#### DATA FOR THIS TASK

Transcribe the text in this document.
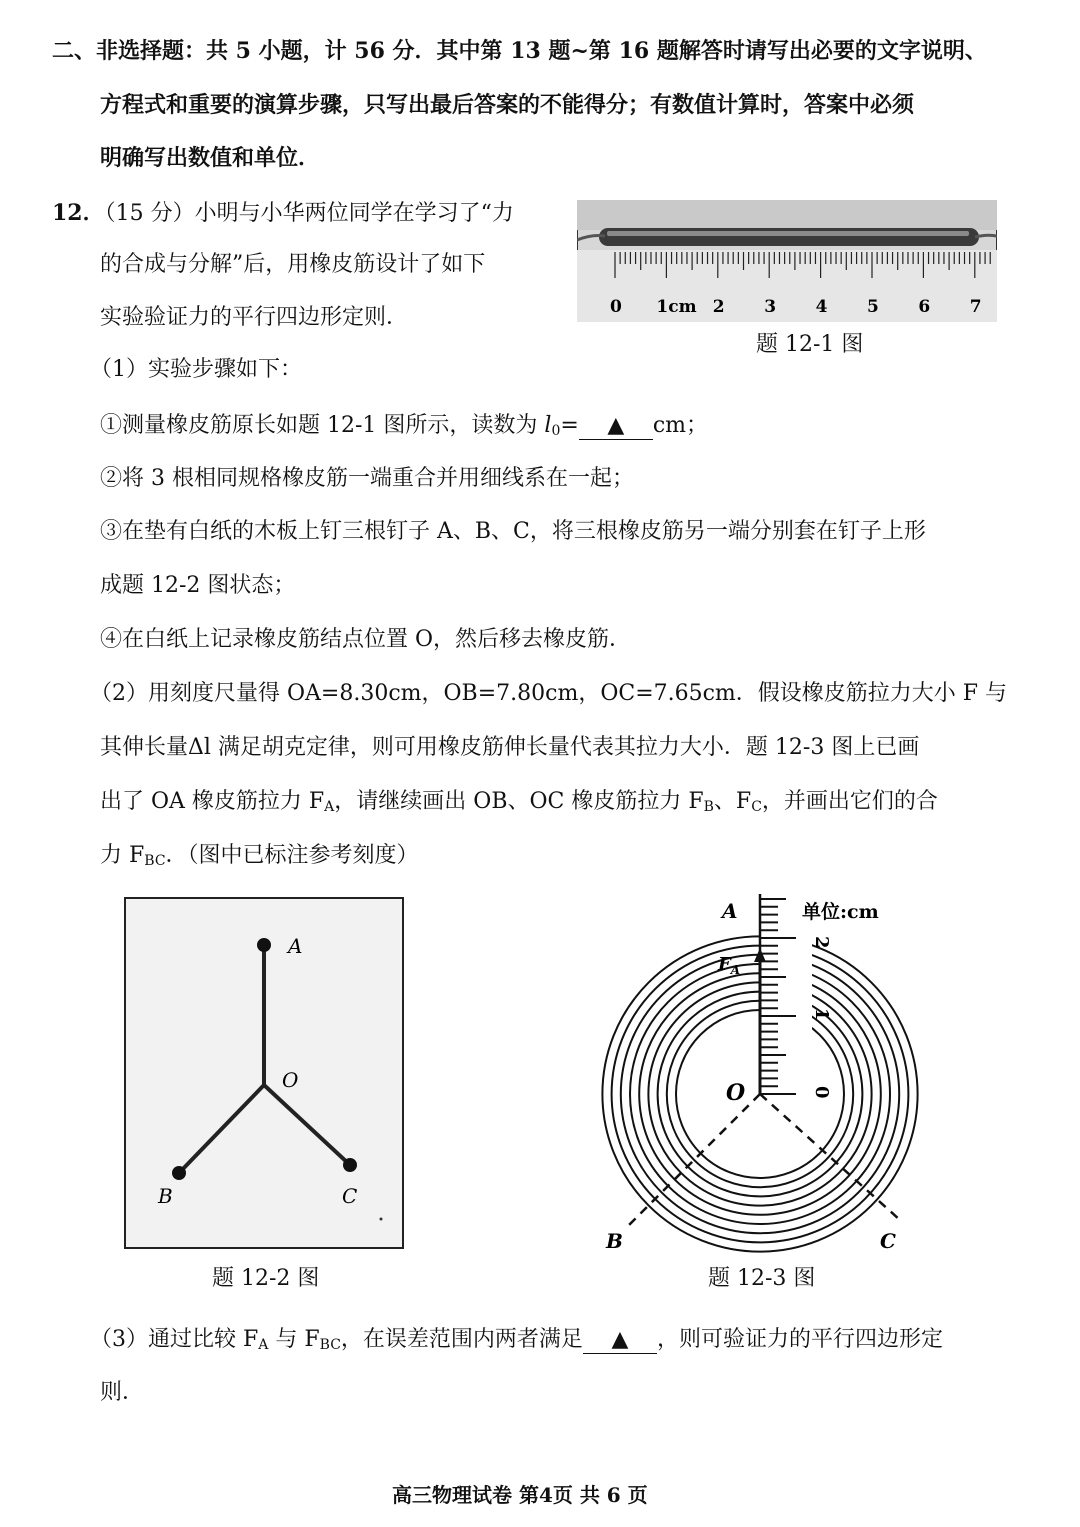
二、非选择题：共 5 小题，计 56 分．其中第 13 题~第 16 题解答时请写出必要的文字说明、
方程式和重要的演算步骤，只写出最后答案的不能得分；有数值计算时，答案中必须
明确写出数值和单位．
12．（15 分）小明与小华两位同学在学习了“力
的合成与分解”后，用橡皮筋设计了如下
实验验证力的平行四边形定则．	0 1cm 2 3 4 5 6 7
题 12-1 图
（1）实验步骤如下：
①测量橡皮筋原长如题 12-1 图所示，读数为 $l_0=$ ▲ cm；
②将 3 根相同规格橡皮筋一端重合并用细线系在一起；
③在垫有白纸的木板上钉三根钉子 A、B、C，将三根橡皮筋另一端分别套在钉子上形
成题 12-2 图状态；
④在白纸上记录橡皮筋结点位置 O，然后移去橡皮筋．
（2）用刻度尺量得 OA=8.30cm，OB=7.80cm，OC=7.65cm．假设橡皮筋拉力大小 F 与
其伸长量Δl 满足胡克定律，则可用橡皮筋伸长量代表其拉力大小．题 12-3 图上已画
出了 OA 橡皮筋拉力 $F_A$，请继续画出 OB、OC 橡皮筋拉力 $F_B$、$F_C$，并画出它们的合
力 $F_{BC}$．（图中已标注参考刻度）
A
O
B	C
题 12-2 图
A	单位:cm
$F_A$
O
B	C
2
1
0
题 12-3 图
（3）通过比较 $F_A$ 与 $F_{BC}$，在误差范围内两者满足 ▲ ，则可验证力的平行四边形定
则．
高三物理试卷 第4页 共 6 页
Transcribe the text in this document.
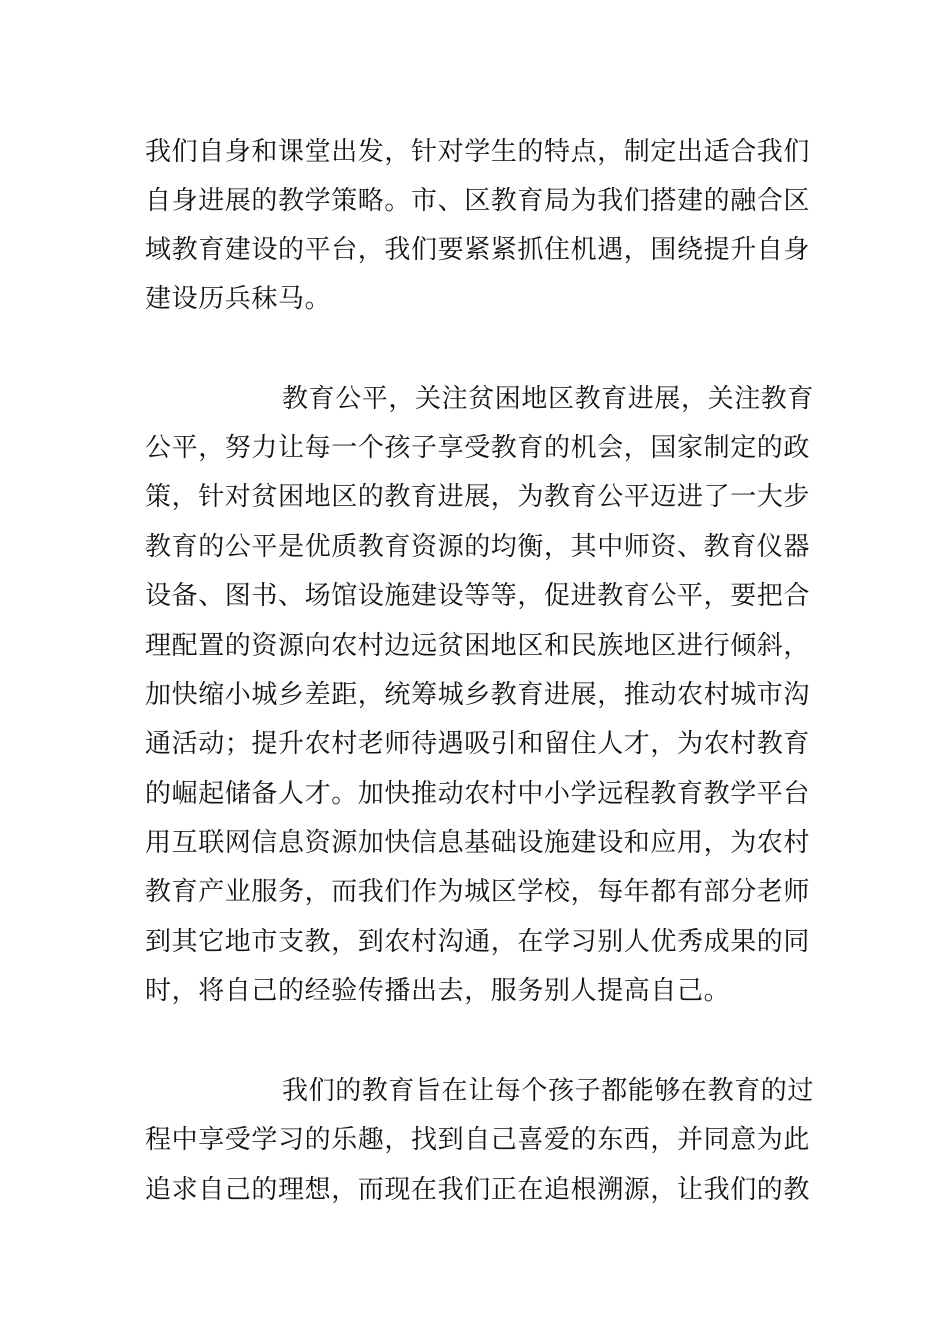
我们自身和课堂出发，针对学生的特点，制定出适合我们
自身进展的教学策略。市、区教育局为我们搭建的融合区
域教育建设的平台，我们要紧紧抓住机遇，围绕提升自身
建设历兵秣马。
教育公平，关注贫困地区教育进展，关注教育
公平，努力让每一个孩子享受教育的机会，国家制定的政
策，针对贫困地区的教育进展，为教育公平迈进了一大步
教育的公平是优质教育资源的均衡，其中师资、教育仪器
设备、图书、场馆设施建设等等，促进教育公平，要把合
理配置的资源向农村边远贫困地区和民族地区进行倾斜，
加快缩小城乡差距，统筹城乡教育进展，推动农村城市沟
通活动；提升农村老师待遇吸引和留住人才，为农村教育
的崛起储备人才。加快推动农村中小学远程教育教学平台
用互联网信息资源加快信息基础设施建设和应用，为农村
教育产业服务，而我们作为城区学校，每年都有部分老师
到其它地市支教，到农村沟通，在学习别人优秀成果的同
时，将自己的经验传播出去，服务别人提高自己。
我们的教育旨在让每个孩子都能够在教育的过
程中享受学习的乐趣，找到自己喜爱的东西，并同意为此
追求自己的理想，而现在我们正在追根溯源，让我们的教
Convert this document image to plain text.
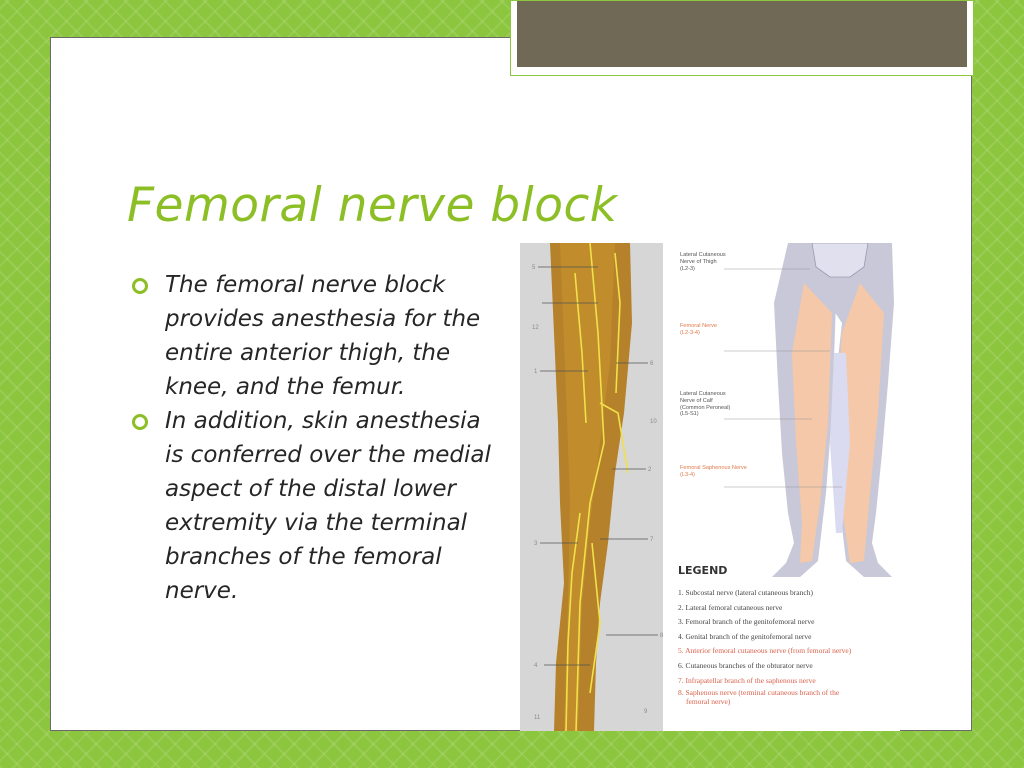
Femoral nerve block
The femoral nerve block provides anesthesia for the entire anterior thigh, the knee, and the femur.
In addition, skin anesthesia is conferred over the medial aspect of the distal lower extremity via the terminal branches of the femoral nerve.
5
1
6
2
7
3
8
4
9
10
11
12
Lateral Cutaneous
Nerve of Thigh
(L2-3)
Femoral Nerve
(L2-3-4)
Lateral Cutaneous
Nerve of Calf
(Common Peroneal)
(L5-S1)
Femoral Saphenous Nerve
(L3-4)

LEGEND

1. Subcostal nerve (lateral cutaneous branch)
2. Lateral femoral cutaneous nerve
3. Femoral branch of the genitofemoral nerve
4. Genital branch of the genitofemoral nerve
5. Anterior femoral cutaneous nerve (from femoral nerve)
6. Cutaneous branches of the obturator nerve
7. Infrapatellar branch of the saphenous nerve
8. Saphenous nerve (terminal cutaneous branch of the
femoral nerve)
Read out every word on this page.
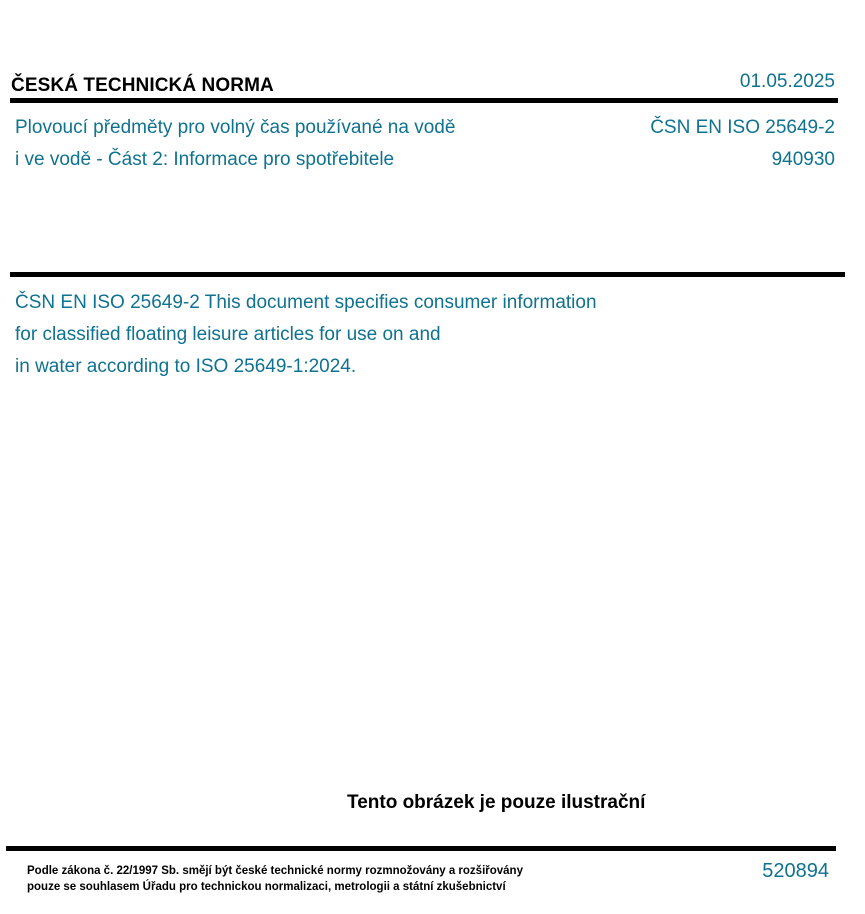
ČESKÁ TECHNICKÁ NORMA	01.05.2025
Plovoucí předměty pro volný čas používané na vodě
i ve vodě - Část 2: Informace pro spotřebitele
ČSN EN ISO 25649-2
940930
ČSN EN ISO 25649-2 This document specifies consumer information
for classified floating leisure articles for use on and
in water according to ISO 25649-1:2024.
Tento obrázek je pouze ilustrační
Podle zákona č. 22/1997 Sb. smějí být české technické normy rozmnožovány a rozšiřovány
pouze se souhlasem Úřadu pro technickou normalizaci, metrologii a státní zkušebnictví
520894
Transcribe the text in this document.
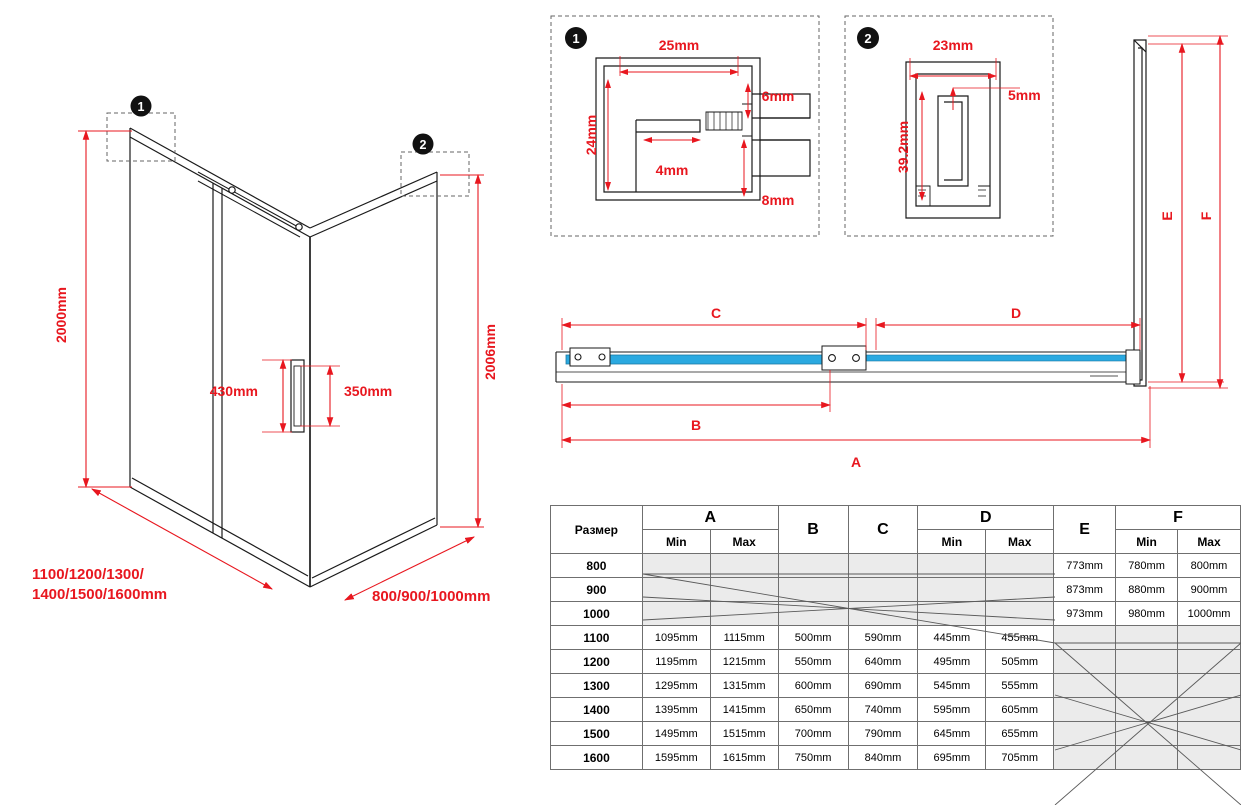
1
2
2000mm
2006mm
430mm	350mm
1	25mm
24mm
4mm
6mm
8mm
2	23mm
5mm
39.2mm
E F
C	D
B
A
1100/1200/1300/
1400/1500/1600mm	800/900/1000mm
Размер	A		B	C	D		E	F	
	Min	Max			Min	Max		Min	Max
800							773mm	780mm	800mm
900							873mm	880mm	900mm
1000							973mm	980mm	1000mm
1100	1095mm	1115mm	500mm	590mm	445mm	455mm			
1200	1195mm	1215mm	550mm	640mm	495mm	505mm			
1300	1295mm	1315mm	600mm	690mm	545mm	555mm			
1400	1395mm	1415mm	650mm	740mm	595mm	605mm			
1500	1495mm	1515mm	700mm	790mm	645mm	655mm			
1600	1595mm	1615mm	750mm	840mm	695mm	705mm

#### TASK DETAILS
Make an exact copy of the whole listing, but don't bring over any pictures.

#### FULL SOLUTION
Transcribe the text in this document.
二、非选择题：共 5 小题，计 56 分．其中第 13 题~第 16 题解答时请写出必要的文字说明、
方程式和重要的演算步骤，只写出最后答案的不能得分；有数值计算时，答案中必须
明确写出数值和单位．
12．（15 分）小明与小华两位同学在学习了“力
的合成与分解”后，用橡皮筋设计了如下
实验验证力的平行四边形定则．	0 1cm 2 3 4 5 6 7
题 12-1 图
（1）实验步骤如下：
①测量橡皮筋原长如题 12-1 图所示，读数为 $l_0=$ ▲ cm；
②将 3 根相同规格橡皮筋一端重合并用细线系在一起；
③在垫有白纸的木板上钉三根钉子 A、B、C，将三根橡皮筋另一端分别套在钉子上形
成题 12-2 图状态；
④在白纸上记录橡皮筋结点位置 O，然后移去橡皮筋．
（2）用刻度尺量得 OA=8.30cm，OB=7.80cm，OC=7.65cm．假设橡皮筋拉力大小 F 与
其伸长量Δl 满足胡克定律，则可用橡皮筋伸长量代表其拉力大小．题 12-3 图上已画
出了 OA 橡皮筋拉力 $F_A$，请继续画出 OB、OC 橡皮筋拉力 $F_B$、$F_C$，并画出它们的合
力 $F_{BC}$．（图中已标注参考刻度）
A
O
B	C
题 12-2 图
A	单位:cm
$F_A$
O
B	C
2
1
0
题 12-3 图
（3）通过比较 $F_A$ 与 $F_{BC}$，在误差范围内两者满足 ▲ ，则可验证力的平行四边形定
则．
高三物理试卷 第4页 共 6 页
Transcribe the text in this document.
我们自身和课堂出发，针对学生的特点，制定出适合我们
自身进展的教学策略。市、区教育局为我们搭建的融合区
域教育建设的平台，我们要紧紧抓住机遇，围绕提升自身
建设历兵秣马。
教育公平，关注贫困地区教育进展，关注教育
公平，努力让每一个孩子享受教育的机会，国家制定的政
策，针对贫困地区的教育进展，为教育公平迈进了一大步
教育的公平是优质教育资源的均衡，其中师资、教育仪器
设备、图书、场馆设施建设等等，促进教育公平，要把合
理配置的资源向农村边远贫困地区和民族地区进行倾斜，
加快缩小城乡差距，统筹城乡教育进展，推动农村城市沟
通活动；提升农村老师待遇吸引和留住人才，为农村教育
的崛起储备人才。加快推动农村中小学远程教育教学平台
用互联网信息资源加快信息基础设施建设和应用，为农村
教育产业服务，而我们作为城区学校，每年都有部分老师
到其它地市支教，到农村沟通，在学习别人优秀成果的同
时，将自己的经验传播出去，服务别人提高自己。
我们的教育旨在让每个孩子都能够在教育的过
程中享受学习的乐趣，找到自己喜爱的东西，并同意为此
追求自己的理想，而现在我们正在追根溯源，让我们的教
Convert this document image to plain text.
Femoral nerve block
The femoral nerve block provides anesthesia for the entire anterior thigh, the knee, and the femur.
In addition, skin anesthesia is conferred over the medial aspect of the distal lower extremity via the terminal branches of the femoral nerve.
5
1
6
2
7
3
8
4
9
10
11
12
Lateral Cutaneous
Nerve of Thigh
(L2-3)
Femoral Nerve
(L2-3-4)
Lateral Cutaneous
Nerve of Calf
(Common Peroneal)
(L5-S1)
Femoral Saphenous Nerve
(L3-4)

LEGEND

1. Subcostal nerve (lateral cutaneous branch)
2. Lateral femoral cutaneous nerve
3. Femoral branch of the genitofemoral nerve
4. Genital branch of the genitofemoral nerve
5. Anterior femoral cutaneous nerve (from femoral nerve)
6. Cutaneous branches of the obturator nerve
7. Infrapatellar branch of the saphenous nerve
8. Saphenous nerve (terminal cutaneous branch of the
femoral nerve)
Read out every word on this page.
ČESKÁ TECHNICKÁ NORMA	01.05.2025
Plovoucí předměty pro volný čas používané na vodě
i ve vodě - Část 2: Informace pro spotřebitele
ČSN EN ISO 25649-2
940930
ČSN EN ISO 25649-2 This document specifies consumer information
for classified floating leisure articles for use on and
in water according to ISO 25649-1:2024.
Tento obrázek je pouze ilustrační
Podle zákona č. 22/1997 Sb. smějí být české technické normy rozmnožovány a rozšiřovány
pouze se souhlasem Úřadu pro technickou normalizaci, metrologii a státní zkušebnictví
520894
Transcribe the text in this document.
1
2
2000mm
2006mm
430mm	350mm
1	25mm
24mm
4mm
6mm
8mm
2	23mm
5mm
39.2mm
E F
C	D
B
A
1100/1200/1300/
1400/1500/1600mm	800/900/1000mm
Размер	A		B	C	D		E	F	
	Min	Max			Min	Max		Min	Max
800							773mm	780mm	800mm
900							873mm	880mm	900mm
1000							973mm	980mm	1000mm
1100	1095mm	1115mm	500mm	590mm	445mm	455mm			
1200	1195mm	1215mm	550mm	640mm	495mm	505mm			
1300	1295mm	1315mm	600mm	690mm	545mm	555mm			
1400	1395mm	1415mm	650mm	740mm	595mm	605mm			
1500	1495mm	1515mm	700mm	790mm	645mm	655mm			
1600	1595mm	1615mm	750mm	840mm	695mm	705mm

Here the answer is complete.